Directive:
Number the lines below, leaving out any blank ones, starting at the line that contains "article-london <box>839 447 1463 1204</box>" and continuing through the line that contains "left-column <box>181 216 805 1906</box>".

§ §

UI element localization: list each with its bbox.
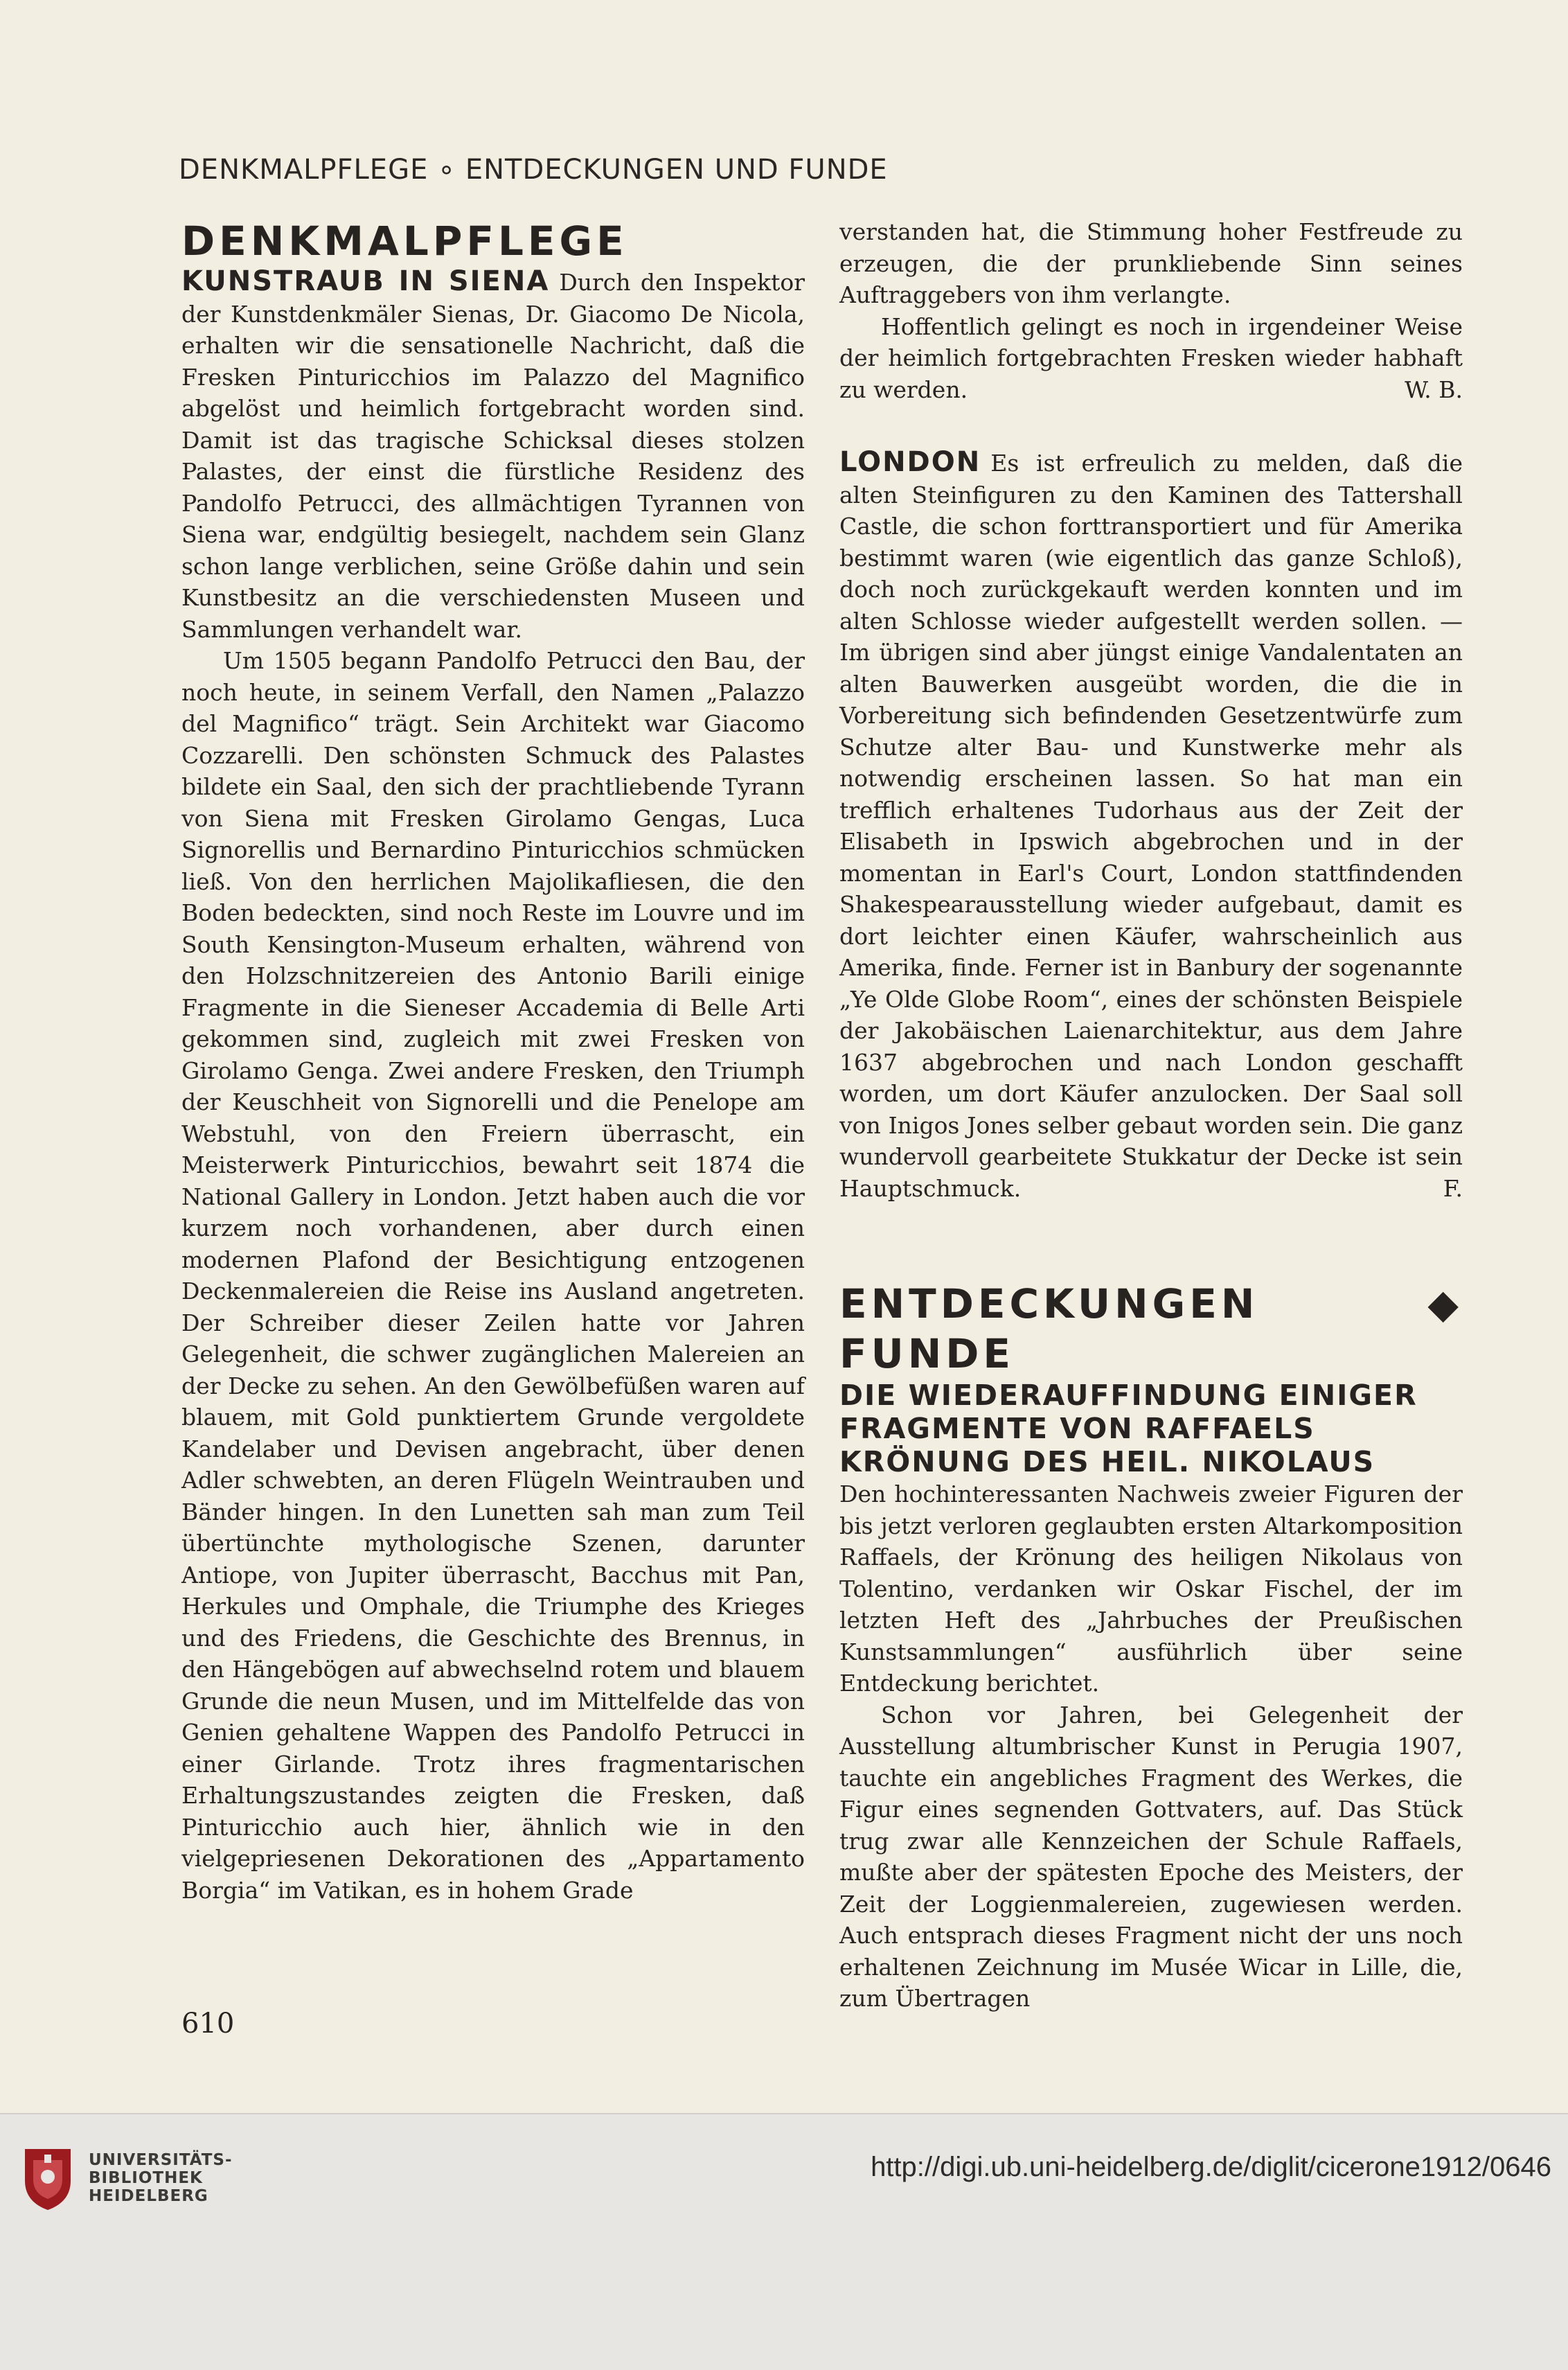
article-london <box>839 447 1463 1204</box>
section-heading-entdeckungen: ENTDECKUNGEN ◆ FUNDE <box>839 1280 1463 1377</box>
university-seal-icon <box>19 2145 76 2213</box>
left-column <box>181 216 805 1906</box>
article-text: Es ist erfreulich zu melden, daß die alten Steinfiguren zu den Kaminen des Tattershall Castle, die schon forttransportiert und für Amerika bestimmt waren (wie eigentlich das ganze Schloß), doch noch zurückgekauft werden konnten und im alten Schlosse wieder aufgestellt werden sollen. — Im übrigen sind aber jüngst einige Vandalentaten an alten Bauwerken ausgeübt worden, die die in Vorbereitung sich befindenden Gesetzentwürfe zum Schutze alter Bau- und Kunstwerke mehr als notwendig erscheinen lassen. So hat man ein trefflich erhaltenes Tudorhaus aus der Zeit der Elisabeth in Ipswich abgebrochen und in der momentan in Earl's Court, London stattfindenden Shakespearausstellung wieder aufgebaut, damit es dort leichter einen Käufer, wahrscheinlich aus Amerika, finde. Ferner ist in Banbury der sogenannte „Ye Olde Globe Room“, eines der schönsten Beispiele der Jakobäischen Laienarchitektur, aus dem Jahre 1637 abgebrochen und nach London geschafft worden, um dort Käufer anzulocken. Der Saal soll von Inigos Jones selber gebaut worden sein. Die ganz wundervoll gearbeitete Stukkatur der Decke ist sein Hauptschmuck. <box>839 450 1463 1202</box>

§ §

Written reply:
1. article-london <box>839 447 1463 1204</box>
2. section-heading-entdeckungen: ENTDECKUNGEN ◆ FUNDE <box>839 1280 1463 1377</box>
3. university-seal-icon <box>19 2145 76 2213</box>
4. left-column <box>181 216 805 1906</box>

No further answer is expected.